-------- RECORDS FOR THE EXERCISE

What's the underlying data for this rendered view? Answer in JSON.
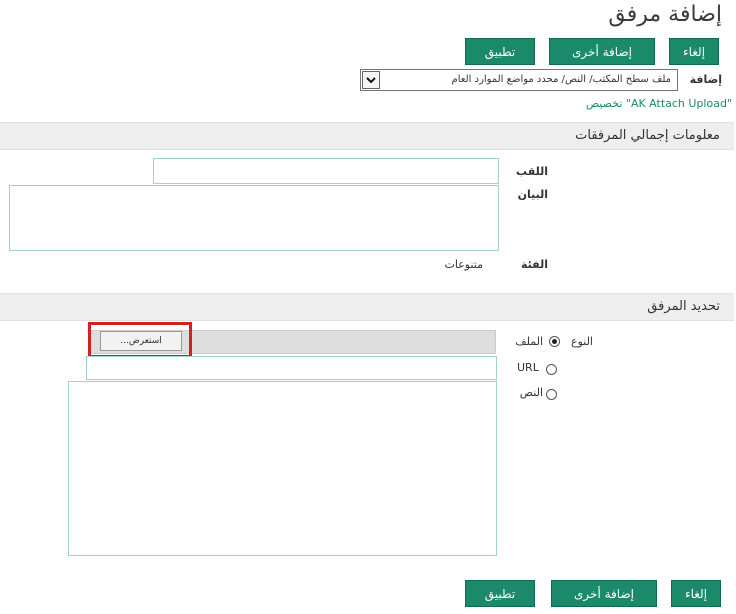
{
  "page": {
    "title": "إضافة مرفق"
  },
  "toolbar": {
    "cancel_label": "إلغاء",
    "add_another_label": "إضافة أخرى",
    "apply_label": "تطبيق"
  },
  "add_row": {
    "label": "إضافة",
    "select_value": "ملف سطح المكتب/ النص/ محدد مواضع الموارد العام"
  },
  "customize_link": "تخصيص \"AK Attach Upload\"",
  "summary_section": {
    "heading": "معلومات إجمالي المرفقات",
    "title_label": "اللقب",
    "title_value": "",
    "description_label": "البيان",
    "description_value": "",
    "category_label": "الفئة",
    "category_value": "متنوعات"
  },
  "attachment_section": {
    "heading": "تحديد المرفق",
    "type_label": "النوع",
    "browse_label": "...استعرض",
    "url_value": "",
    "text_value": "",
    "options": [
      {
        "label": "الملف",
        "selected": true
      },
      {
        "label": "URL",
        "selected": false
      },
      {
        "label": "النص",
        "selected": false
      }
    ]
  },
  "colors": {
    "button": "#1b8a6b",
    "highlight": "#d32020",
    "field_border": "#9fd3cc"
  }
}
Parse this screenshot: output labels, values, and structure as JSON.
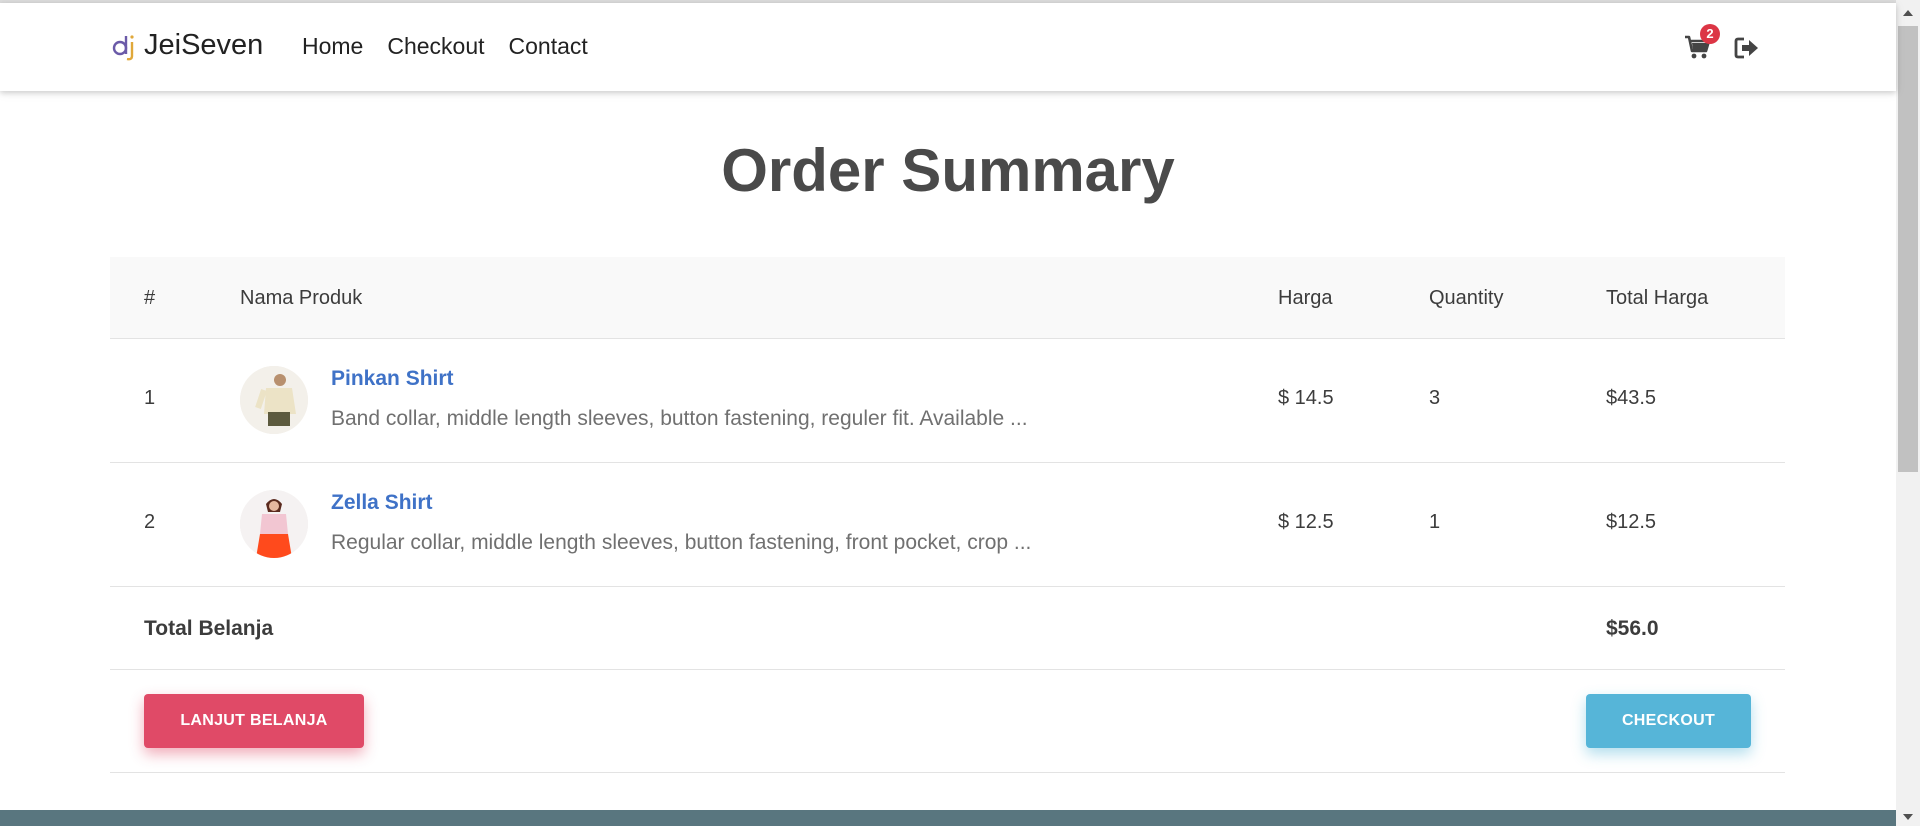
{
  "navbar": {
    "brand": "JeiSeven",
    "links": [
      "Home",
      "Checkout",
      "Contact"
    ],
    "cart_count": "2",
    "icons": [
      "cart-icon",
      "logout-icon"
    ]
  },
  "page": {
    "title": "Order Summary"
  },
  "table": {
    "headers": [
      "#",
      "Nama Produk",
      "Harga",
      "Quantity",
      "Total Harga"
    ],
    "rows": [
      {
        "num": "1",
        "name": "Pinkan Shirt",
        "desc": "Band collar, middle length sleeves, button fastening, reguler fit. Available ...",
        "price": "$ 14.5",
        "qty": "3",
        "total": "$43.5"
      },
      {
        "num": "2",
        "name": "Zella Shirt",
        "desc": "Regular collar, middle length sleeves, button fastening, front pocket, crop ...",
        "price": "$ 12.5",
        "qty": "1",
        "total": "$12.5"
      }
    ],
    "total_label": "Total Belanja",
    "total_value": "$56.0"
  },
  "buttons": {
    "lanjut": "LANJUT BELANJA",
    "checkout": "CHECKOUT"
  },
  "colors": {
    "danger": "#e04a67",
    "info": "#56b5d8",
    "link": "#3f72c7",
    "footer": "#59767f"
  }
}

----------------

→ **WHAT IS NEEDED**
The lines to write out run from the one containing "Parse this screenshot: output" through the final line of the material above, both included; write them out exactly, with no pictures.

→ **WRITTEN SOLUTION**
Parse this screenshot: output labels, values, and structure as JSON.
{
  "navbar": {
    "brand": "JeiSeven",
    "links": [
      "Home",
      "Checkout",
      "Contact"
    ],
    "cart_count": "2",
    "icons": [
      "cart-icon",
      "logout-icon"
    ]
  },
  "page": {
    "title": "Order Summary"
  },
  "table": {
    "headers": [
      "#",
      "Nama Produk",
      "Harga",
      "Quantity",
      "Total Harga"
    ],
    "rows": [
      {
        "num": "1",
        "name": "Pinkan Shirt",
        "desc": "Band collar, middle length sleeves, button fastening, reguler fit. Available ...",
        "price": "$ 14.5",
        "qty": "3",
        "total": "$43.5"
      },
      {
        "num": "2",
        "name": "Zella Shirt",
        "desc": "Regular collar, middle length sleeves, button fastening, front pocket, crop ...",
        "price": "$ 12.5",
        "qty": "1",
        "total": "$12.5"
      }
    ],
    "total_label": "Total Belanja",
    "total_value": "$56.0"
  },
  "buttons": {
    "lanjut": "LANJUT BELANJA",
    "checkout": "CHECKOUT"
  },
  "colors": {
    "danger": "#e04a67",
    "info": "#56b5d8",
    "link": "#3f72c7",
    "footer": "#59767f"
  }
}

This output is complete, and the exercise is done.